## Data items
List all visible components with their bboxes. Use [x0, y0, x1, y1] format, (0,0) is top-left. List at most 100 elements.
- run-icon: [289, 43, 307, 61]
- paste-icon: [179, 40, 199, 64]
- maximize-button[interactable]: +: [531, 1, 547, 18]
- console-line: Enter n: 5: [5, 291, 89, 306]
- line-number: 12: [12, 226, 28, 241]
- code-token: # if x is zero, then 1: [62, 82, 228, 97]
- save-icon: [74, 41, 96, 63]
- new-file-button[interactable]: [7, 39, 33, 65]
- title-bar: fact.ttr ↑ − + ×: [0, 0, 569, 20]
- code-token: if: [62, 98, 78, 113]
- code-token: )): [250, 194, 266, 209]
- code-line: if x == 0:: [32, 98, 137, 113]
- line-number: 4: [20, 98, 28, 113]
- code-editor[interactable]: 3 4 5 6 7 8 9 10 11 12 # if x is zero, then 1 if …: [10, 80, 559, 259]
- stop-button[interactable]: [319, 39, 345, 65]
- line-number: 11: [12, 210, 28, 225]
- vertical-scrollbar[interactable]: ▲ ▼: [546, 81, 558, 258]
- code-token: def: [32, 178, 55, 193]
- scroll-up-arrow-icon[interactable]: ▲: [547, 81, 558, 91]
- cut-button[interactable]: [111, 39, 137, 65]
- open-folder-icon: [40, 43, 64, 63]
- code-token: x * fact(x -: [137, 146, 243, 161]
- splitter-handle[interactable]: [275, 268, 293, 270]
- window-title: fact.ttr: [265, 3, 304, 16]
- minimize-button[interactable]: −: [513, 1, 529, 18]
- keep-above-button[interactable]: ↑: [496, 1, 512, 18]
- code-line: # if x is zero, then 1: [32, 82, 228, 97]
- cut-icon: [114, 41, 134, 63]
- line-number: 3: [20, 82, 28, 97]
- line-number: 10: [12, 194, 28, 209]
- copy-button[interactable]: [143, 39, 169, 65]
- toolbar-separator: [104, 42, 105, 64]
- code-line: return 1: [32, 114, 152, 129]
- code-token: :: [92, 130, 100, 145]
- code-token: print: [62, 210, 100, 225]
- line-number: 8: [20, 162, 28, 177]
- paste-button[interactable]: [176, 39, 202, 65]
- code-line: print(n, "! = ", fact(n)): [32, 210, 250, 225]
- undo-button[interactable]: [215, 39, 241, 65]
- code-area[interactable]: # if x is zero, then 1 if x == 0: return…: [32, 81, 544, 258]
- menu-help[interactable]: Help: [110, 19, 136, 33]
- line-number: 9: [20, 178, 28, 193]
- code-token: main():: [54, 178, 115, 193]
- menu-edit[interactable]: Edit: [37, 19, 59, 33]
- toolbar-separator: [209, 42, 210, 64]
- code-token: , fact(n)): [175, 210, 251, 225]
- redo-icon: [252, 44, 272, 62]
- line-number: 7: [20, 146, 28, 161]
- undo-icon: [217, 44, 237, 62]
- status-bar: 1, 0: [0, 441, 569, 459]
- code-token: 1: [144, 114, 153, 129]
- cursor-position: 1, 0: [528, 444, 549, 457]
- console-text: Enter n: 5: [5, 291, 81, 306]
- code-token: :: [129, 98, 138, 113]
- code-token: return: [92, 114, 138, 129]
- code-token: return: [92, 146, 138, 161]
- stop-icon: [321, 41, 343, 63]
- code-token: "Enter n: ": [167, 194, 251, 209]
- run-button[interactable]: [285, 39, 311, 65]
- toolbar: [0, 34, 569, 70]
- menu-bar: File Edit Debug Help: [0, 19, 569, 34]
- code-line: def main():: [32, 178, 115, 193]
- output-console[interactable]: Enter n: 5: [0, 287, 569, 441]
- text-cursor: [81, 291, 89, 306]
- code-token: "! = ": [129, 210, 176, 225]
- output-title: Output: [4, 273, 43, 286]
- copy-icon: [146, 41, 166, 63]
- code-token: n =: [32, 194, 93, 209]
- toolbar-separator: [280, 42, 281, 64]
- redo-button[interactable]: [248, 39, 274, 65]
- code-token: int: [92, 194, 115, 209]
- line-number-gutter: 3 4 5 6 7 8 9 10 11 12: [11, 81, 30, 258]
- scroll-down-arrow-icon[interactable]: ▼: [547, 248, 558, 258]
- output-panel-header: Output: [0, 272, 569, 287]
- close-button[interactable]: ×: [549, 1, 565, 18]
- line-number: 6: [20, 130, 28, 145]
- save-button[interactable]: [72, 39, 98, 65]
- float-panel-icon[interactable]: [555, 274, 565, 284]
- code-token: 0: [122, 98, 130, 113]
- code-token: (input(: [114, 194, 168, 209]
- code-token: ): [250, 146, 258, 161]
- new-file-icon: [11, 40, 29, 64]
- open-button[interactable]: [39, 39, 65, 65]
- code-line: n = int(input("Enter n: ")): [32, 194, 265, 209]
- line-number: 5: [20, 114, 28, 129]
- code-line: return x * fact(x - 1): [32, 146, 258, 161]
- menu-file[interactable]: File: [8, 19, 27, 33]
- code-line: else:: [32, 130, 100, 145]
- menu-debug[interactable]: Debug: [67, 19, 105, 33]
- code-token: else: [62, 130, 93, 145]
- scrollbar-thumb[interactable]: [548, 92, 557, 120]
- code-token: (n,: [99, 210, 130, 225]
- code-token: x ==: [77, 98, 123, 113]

## PROBLEM TO SOLVE
Please pick out every line of the items above that contains the string "open" and copy each one in full.

## SOLUTION TO THIS PROBLEM
- open-folder-icon: [40, 43, 64, 63]
- open-button[interactable]: [39, 39, 65, 65]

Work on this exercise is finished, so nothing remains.